- Given exercise -
Reformat the records below as a Markdown table with the columns Row and Line, starting at the beginning of the records and ending at the line that contains "place-dot bbox=[560, 1596, 568, 1604]". Number each line and leave out any blank lines.

☆ ☆ ☆ ☆

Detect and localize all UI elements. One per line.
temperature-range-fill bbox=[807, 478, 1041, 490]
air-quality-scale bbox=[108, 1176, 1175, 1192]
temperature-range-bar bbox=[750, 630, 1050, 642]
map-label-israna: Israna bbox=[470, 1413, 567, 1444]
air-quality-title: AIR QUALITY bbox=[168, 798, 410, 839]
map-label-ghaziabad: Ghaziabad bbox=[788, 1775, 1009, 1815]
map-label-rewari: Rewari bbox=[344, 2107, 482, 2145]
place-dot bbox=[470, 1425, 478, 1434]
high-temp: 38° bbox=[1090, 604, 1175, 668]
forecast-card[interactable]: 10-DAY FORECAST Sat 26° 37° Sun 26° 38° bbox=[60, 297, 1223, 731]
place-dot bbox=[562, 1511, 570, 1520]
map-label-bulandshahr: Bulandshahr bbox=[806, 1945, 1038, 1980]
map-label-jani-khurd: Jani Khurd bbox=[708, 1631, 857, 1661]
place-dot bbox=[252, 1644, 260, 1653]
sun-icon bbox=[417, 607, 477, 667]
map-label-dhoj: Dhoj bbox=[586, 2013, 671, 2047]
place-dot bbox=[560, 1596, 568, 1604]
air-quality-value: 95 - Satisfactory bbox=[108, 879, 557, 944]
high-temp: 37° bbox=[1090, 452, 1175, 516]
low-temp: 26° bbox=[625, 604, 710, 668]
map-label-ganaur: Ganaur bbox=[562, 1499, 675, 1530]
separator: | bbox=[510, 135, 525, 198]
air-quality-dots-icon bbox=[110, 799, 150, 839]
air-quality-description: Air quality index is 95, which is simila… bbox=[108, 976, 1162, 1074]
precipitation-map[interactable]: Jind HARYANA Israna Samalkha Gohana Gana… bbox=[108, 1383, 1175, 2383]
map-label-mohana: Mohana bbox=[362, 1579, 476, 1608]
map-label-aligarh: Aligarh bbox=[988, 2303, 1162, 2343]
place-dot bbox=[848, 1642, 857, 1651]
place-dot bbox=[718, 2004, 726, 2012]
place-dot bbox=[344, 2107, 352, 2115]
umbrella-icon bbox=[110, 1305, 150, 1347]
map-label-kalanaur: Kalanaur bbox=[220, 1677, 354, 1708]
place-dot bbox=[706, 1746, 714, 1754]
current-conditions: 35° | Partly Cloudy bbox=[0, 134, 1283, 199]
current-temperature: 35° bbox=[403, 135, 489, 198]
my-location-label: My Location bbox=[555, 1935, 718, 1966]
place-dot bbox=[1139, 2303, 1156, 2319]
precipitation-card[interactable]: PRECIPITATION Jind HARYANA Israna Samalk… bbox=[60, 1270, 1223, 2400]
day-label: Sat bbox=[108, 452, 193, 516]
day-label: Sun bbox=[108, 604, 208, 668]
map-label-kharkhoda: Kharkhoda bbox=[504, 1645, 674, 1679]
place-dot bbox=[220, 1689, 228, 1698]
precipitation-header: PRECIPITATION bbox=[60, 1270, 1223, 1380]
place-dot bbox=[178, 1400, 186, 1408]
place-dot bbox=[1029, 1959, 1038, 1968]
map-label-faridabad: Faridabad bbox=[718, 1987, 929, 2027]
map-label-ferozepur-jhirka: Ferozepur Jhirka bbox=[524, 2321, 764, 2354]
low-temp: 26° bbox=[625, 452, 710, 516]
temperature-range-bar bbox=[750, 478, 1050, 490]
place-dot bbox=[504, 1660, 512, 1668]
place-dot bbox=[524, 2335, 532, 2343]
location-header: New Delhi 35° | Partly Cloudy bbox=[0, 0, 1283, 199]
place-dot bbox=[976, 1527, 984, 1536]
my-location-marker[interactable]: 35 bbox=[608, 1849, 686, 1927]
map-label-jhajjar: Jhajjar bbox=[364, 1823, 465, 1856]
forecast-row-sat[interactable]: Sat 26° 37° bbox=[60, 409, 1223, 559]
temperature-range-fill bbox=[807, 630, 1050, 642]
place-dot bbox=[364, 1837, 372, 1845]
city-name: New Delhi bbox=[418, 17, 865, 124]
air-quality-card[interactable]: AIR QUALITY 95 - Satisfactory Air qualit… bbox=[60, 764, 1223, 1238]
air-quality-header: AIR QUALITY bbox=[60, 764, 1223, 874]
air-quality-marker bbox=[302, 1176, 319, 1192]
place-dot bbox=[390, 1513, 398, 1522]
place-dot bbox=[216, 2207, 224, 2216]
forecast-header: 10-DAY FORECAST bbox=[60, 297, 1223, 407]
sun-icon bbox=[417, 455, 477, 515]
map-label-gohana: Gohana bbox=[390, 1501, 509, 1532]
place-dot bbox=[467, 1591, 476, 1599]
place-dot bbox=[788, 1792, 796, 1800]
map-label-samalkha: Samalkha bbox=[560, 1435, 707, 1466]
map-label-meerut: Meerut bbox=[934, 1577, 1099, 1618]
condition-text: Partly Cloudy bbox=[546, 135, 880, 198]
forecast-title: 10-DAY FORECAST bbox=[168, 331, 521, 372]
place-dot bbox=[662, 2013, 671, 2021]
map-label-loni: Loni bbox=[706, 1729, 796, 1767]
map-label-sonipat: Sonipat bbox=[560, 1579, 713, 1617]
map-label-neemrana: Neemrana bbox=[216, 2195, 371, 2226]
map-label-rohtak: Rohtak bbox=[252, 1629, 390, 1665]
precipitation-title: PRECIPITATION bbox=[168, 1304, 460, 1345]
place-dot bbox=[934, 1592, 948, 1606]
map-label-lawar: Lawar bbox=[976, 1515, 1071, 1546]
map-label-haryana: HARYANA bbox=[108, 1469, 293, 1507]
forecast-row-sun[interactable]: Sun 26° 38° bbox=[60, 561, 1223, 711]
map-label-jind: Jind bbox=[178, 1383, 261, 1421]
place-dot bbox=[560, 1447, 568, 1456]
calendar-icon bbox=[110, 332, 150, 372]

☆ ☆ ☆ ☆

- The result -
| Row | Line |
|---|---|
| 1 | Detect and localize all UI elements. One per line. |
| 2 | temperature-range-fill bbox=[807, 478, 1041, 490] |
| 3 | air-quality-scale bbox=[108, 1176, 1175, 1192] |
| 4 | temperature-range-bar bbox=[750, 630, 1050, 642] |
| 5 | map-label-israna: Israna bbox=[470, 1413, 567, 1444] |
| 6 | air-quality-title: AIR QUALITY bbox=[168, 798, 410, 839] |
| 7 | map-label-ghaziabad: Ghaziabad bbox=[788, 1775, 1009, 1815] |
| 8 | map-label-rewari: Rewari bbox=[344, 2107, 482, 2145] |
| 9 | place-dot bbox=[470, 1425, 478, 1434] |
| 10 | high-temp: 38° bbox=[1090, 604, 1175, 668] |
| 11 | forecast-card[interactable]: 10-DAY FORECAST Sat 26° 37° Sun 26° 38° bbox=[60, 297, 1223, 731] |
| 12 | place-dot bbox=[562, 1511, 570, 1520] |
| 13 | map-label-bulandshahr: Bulandshahr bbox=[806, 1945, 1038, 1980] |
| 14 | map-label-jani-khurd: Jani Khurd bbox=[708, 1631, 857, 1661] |
| 15 | place-dot bbox=[252, 1644, 260, 1653] |
| 16 | sun-icon bbox=[417, 607, 477, 667] |
| 17 | map-label-dhoj: Dhoj bbox=[586, 2013, 671, 2047] |
| 18 | place-dot bbox=[560, 1596, 568, 1604] |